Brief: Repeat the full listing, word for word.

Stored data
-------

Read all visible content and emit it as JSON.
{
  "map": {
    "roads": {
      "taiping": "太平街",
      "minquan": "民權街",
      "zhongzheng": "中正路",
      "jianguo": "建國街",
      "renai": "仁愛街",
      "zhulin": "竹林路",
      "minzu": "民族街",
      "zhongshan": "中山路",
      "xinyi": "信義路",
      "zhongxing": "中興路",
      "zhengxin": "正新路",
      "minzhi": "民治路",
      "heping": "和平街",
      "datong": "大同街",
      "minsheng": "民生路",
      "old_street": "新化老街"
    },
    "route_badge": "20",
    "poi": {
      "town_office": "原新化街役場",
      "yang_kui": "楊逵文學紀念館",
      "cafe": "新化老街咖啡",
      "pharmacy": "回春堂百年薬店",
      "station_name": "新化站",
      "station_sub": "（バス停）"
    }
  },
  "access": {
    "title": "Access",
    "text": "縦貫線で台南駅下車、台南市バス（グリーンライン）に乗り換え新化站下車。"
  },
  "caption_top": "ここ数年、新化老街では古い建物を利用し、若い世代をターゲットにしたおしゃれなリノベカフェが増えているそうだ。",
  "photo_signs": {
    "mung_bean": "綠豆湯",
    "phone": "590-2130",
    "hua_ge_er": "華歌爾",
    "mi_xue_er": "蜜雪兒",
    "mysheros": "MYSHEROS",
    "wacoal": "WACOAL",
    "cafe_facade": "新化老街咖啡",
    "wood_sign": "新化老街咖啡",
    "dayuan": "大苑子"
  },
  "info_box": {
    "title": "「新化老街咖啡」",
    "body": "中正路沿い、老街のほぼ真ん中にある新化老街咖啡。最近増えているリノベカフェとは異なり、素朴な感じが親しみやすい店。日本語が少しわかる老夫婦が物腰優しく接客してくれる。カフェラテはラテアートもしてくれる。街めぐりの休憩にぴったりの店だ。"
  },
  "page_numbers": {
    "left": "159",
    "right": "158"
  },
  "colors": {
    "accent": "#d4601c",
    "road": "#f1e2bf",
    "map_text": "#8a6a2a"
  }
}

-------

Correct response:
Read all visible content and emit it as JSON.
{
  "map": {
    "roads": {
      "taiping": "太平街",
      "minquan": "民權街",
      "zhongzheng": "中正路",
      "jianguo": "建國街",
      "renai": "仁愛街",
      "zhulin": "竹林路",
      "minzu": "民族街",
      "zhongshan": "中山路",
      "xinyi": "信義路",
      "zhongxing": "中興路",
      "zhengxin": "正新路",
      "minzhi": "民治路",
      "heping": "和平街",
      "datong": "大同街",
      "minsheng": "民生路",
      "old_street": "新化老街"
    },
    "route_badge": "20",
    "poi": {
      "town_office": "原新化街役場",
      "yang_kui": "楊逵文學紀念館",
      "cafe": "新化老街咖啡",
      "pharmacy": "回春堂百年薬店",
      "station_name": "新化站",
      "station_sub": "（バス停）"
    }
  },
  "access": {
    "title": "Access",
    "text": "縦貫線で台南駅下車、台南市バス（グリーンライン）に乗り換え新化站下車。"
  },
  "caption_top": "ここ数年、新化老街では古い建物を利用し、若い世代をターゲットにしたおしゃれなリノベカフェが増えているそうだ。",
  "photo_signs": {
    "mung_bean": "綠豆湯",
    "phone": "590-2130",
    "hua_ge_er": "華歌爾",
    "mi_xue_er": "蜜雪兒",
    "mysheros": "MYSHEROS",
    "wacoal": "WACOAL",
    "cafe_facade": "新化老街咖啡",
    "wood_sign": "新化老街咖啡",
    "dayuan": "大苑子"
  },
  "info_box": {
    "title": "「新化老街咖啡」",
    "body": "中正路沿い、老街のほぼ真ん中にある新化老街咖啡。最近増えているリノベカフェとは異なり、素朴な感じが親しみやすい店。日本語が少しわかる老夫婦が物腰優しく接客してくれる。カフェラテはラテアートもしてくれる。街めぐりの休憩にぴったりの店だ。"
  },
  "page_numbers": {
    "left": "159",
    "right": "158"
  },
  "colors": {
    "accent": "#d4601c",
    "road": "#f1e2bf",
    "map_text": "#8a6a2a"
  }
}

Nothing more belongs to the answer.